◆ **WHAT NEEDS TO BE DONE**: Output the material beneath exactly, leaving nothing out.

---------- DATA SHOWN

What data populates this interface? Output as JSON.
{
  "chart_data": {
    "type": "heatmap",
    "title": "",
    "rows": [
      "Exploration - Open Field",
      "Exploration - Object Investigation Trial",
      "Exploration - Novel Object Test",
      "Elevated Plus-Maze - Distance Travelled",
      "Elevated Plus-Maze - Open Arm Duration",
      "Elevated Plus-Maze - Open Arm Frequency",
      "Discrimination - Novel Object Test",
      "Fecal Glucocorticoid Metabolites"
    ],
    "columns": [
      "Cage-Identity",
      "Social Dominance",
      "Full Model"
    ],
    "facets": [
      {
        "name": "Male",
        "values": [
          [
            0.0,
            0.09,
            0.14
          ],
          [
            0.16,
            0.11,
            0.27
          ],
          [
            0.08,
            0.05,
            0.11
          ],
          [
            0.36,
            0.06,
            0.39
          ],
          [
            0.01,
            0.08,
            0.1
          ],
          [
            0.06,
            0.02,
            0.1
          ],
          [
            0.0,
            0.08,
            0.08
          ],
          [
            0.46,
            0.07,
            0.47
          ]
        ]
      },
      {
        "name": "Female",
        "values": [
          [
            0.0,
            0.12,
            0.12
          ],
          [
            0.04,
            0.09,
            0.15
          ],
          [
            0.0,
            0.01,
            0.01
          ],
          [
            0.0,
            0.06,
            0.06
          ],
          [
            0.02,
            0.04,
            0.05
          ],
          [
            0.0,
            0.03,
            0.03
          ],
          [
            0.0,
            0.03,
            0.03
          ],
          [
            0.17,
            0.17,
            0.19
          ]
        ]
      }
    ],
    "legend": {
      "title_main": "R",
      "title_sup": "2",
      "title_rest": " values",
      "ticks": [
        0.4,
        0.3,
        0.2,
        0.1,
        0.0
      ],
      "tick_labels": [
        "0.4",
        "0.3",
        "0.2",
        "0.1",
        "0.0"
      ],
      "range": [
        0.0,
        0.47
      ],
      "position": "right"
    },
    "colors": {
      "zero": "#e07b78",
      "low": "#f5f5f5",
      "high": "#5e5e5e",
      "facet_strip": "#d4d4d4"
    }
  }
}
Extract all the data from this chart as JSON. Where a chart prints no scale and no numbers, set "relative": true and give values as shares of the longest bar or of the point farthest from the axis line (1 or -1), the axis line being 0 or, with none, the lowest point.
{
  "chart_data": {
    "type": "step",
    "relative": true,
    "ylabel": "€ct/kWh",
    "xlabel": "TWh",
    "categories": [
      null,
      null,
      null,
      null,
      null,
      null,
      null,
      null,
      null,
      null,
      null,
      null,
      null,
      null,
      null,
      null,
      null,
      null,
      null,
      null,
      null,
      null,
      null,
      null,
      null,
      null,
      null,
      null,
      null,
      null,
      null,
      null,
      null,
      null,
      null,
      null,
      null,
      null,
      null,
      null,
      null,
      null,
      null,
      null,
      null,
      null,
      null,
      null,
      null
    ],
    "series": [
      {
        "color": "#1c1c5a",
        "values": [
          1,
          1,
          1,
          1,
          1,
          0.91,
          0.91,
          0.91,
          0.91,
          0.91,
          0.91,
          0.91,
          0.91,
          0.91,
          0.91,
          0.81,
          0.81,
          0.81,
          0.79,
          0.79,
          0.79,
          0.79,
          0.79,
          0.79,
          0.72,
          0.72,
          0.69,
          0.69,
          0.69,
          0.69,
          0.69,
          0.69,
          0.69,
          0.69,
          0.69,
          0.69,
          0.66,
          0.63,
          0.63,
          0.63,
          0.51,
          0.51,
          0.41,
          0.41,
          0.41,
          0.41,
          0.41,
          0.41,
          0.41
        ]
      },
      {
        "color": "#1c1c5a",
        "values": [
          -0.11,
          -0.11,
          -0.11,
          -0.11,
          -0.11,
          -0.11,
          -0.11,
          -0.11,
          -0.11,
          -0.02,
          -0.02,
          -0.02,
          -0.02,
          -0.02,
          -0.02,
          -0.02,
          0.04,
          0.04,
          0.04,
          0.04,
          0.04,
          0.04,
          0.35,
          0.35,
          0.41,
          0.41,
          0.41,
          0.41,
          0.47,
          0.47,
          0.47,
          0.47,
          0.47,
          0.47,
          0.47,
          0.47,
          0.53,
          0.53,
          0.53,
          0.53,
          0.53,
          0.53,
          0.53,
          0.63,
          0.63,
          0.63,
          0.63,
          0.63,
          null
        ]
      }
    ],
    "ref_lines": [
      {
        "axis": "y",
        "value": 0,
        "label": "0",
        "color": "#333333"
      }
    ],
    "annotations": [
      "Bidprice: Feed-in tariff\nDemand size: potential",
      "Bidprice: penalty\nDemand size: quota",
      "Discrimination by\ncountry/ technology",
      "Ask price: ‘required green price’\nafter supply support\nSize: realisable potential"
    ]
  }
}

--------------------

◆ **ANSWER TO THIS EXERCISE**:
What data populates this interface? Output as JSON.
{
  "chart_data": {
    "type": "heatmap",
    "title": "",
    "rows": [
      "Exploration - Open Field",
      "Exploration - Object Investigation Trial",
      "Exploration - Novel Object Test",
      "Elevated Plus-Maze - Distance Travelled",
      "Elevated Plus-Maze - Open Arm Duration",
      "Elevated Plus-Maze - Open Arm Frequency",
      "Discrimination - Novel Object Test",
      "Fecal Glucocorticoid Metabolites"
    ],
    "columns": [
      "Cage-Identity",
      "Social Dominance",
      "Full Model"
    ],
    "facets": [
      {
        "name": "Male",
        "values": [
          [
            0.0,
            0.09,
            0.14
          ],
          [
            0.16,
            0.11,
            0.27
          ],
          [
            0.08,
            0.05,
            0.11
          ],
          [
            0.36,
            0.06,
            0.39
          ],
          [
            0.01,
            0.08,
            0.1
          ],
          [
            0.06,
            0.02,
            0.1
          ],
          [
            0.0,
            0.08,
            0.08
          ],
          [
            0.46,
            0.07,
            0.47
          ]
        ]
      },
      {
        "name": "Female",
        "values": [
          [
            0.0,
            0.12,
            0.12
          ],
          [
            0.04,
            0.09,
            0.15
          ],
          [
            0.0,
            0.01,
            0.01
          ],
          [
            0.0,
            0.06,
            0.06
          ],
          [
            0.02,
            0.04,
            0.05
          ],
          [
            0.0,
            0.03,
            0.03
          ],
          [
            0.0,
            0.03,
            0.03
          ],
          [
            0.17,
            0.17,
            0.19
          ]
        ]
      }
    ],
    "legend": {
      "title_main": "R",
      "title_sup": "2",
      "title_rest": " values",
      "ticks": [
        0.4,
        0.3,
        0.2,
        0.1,
        0.0
      ],
      "tick_labels": [
        "0.4",
        "0.3",
        "0.2",
        "0.1",
        "0.0"
      ],
      "range": [
        0.0,
        0.47
      ],
      "position": "right"
    },
    "colors": {
      "zero": "#e07b78",
      "low": "#f5f5f5",
      "high": "#5e5e5e",
      "facet_strip": "#d4d4d4"
    }
  }
}
Extract all the data from this chart as JSON. Where a chart prints no scale and no numbers, set "relative": true and give values as shares of the longest bar or of the point farthest from the axis line (1 or -1), the axis line being 0 or, with none, the lowest point.
{
  "chart_data": {
    "type": "step",
    "relative": true,
    "ylabel": "€ct/kWh",
    "xlabel": "TWh",
    "categories": [
      null,
      null,
      null,
      null,
      null,
      null,
      null,
      null,
      null,
      null,
      null,
      null,
      null,
      null,
      null,
      null,
      null,
      null,
      null,
      null,
      null,
      null,
      null,
      null,
      null,
      null,
      null,
      null,
      null,
      null,
      null,
      null,
      null,
      null,
      null,
      null,
      null,
      null,
      null,
      null,
      null,
      null,
      null,
      null,
      null,
      null,
      null,
      null,
      null
    ],
    "series": [
      {
        "color": "#1c1c5a",
        "values": [
          1,
          1,
          1,
          1,
          1,
          0.91,
          0.91,
          0.91,
          0.91,
          0.91,
          0.91,
          0.91,
          0.91,
          0.91,
          0.91,
          0.81,
          0.81,
          0.81,
          0.79,
          0.79,
          0.79,
          0.79,
          0.79,
          0.79,
          0.72,
          0.72,
          0.69,
          0.69,
          0.69,
          0.69,
          0.69,
          0.69,
          0.69,
          0.69,
          0.69,
          0.69,
          0.66,
          0.63,
          0.63,
          0.63,
          0.51,
          0.51,
          0.41,
          0.41,
          0.41,
          0.41,
          0.41,
          0.41,
          0.41
        ]
      },
      {
        "color": "#1c1c5a",
        "values": [
          -0.11,
          -0.11,
          -0.11,
          -0.11,
          -0.11,
          -0.11,
          -0.11,
          -0.11,
          -0.11,
          -0.02,
          -0.02,
          -0.02,
          -0.02,
          -0.02,
          -0.02,
          -0.02,
          0.04,
          0.04,
          0.04,
          0.04,
          0.04,
          0.04,
          0.35,
          0.35,
          0.41,
          0.41,
          0.41,
          0.41,
          0.47,
          0.47,
          0.47,
          0.47,
          0.47,
          0.47,
          0.47,
          0.47,
          0.53,
          0.53,
          0.53,
          0.53,
          0.53,
          0.53,
          0.53,
          0.63,
          0.63,
          0.63,
          0.63,
          0.63,
          null
        ]
      }
    ],
    "ref_lines": [
      {
        "axis": "y",
        "value": 0,
        "label": "0",
        "color": "#333333"
      }
    ],
    "annotations": [
      "Bidprice: Feed-in tariff\nDemand size: potential",
      "Bidprice: penalty\nDemand size: quota",
      "Discrimination by\ncountry/ technology",
      "Ask price: ‘required green price’\nafter supply support\nSize: realisable potential"
    ]
  }
}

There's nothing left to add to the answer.